*What is asked*
Whenever a line contains the string "JSON", copy it out of the entries.

*Record list*
---

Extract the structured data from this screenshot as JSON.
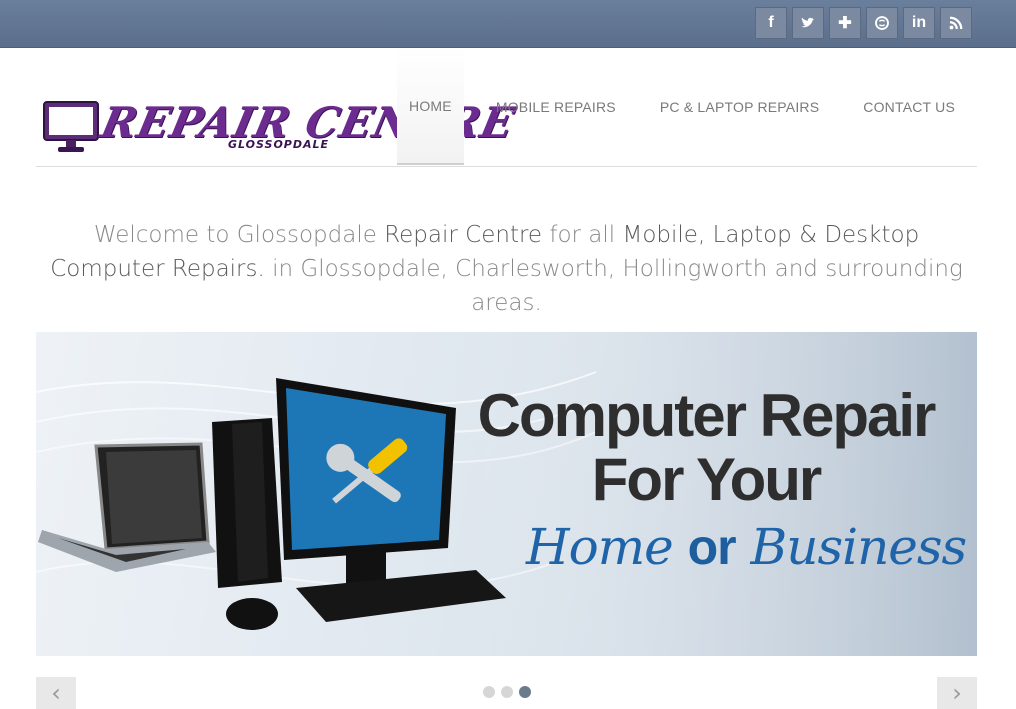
{
  "social": {
    "items": [
      {
        "name": "facebook",
        "glyph": "f"
      },
      {
        "name": "twitter",
        "glyph": ""
      },
      {
        "name": "google-plus",
        "glyph": "✚"
      },
      {
        "name": "skype",
        "glyph": ""
      },
      {
        "name": "linkedin",
        "glyph": "in"
      },
      {
        "name": "rss",
        "glyph": ""
      }
    ]
  },
  "logo": {
    "title": "REPAIR CENTRE",
    "subtitle": "GLOSSOPDALE",
    "brand_color": "#6b2b8f"
  },
  "nav": {
    "items": [
      {
        "label": "HOME",
        "active": true
      },
      {
        "label": "MOBILE REPAIRS",
        "active": false
      },
      {
        "label": "PC & LAPTOP REPAIRS",
        "active": false
      },
      {
        "label": "CONTACT US",
        "active": false
      }
    ]
  },
  "welcome": {
    "p1": "Welcome to Glossopdale ",
    "p2": "Repair Centre",
    "p3": " for all ",
    "p4": "Mobile, Laptop & Desktop Computer Repairs.",
    "p5": " in Glossopdale, Charlesworth, Hollingworth and surrounding areas."
  },
  "slider": {
    "line1": "Computer Repair",
    "line2": "For Your",
    "sub_a": "Home ",
    "sub_or": "or",
    "sub_b": " Business",
    "prev": "‹",
    "next": "›",
    "active_slide": 3,
    "slide_count": 3
  },
  "colors": {
    "topbar": "#5b6f8c",
    "accent_blue": "#1f63a8"
  }
}
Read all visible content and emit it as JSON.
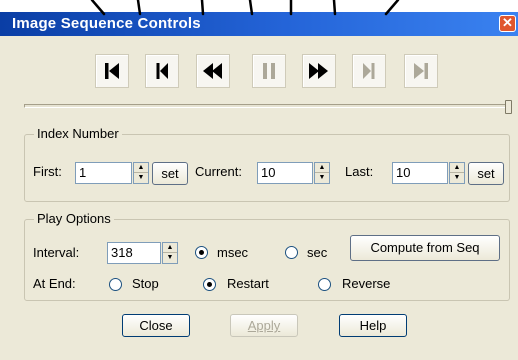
{
  "window": {
    "title": "Image Sequence Controls",
    "close_glyph": "✕"
  },
  "toolbar": [
    {
      "name": "go-first-button",
      "icon": "skip-to-start-icon",
      "enabled": true
    },
    {
      "name": "step-back-button",
      "icon": "step-back-icon",
      "enabled": true
    },
    {
      "name": "play-backward-button",
      "icon": "fast-rewind-icon",
      "enabled": true
    },
    {
      "name": "pause-button",
      "icon": "pause-icon",
      "enabled": false
    },
    {
      "name": "play-forward-button",
      "icon": "fast-forward-icon",
      "enabled": true
    },
    {
      "name": "step-forward-button",
      "icon": "step-forward-icon",
      "enabled": false
    },
    {
      "name": "go-last-button",
      "icon": "skip-to-end-icon",
      "enabled": false
    }
  ],
  "slider": {
    "position_fraction": 1.0
  },
  "index_number": {
    "legend": "Index Number",
    "first_label": "First:",
    "first_value": "1",
    "current_label": "Current:",
    "current_value": "10",
    "last_label": "Last:",
    "last_value": "10",
    "set_label": "set"
  },
  "play_options": {
    "legend": "Play Options",
    "interval_label": "Interval:",
    "interval_value": "318",
    "unit_msec": "msec",
    "unit_sec": "sec",
    "unit_selected": "msec",
    "compute_label": "Compute from Seq",
    "at_end_label": "At End:",
    "at_end_stop": "Stop",
    "at_end_restart": "Restart",
    "at_end_reverse": "Reverse",
    "at_end_selected": "Restart"
  },
  "footer": {
    "close_label": "Close",
    "apply_label": "Apply",
    "help_label": "Help"
  },
  "colors": {
    "title_start": "#0a3ea5",
    "title_end": "#3a82f0",
    "dialog_bg": "#ece9d8",
    "icon_enabled": "#000000",
    "icon_disabled": "#aca899"
  }
}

---

*Exercise output*
Extract the structured data from this screenshot as JSON.
Read all visible content and emit it as JSON.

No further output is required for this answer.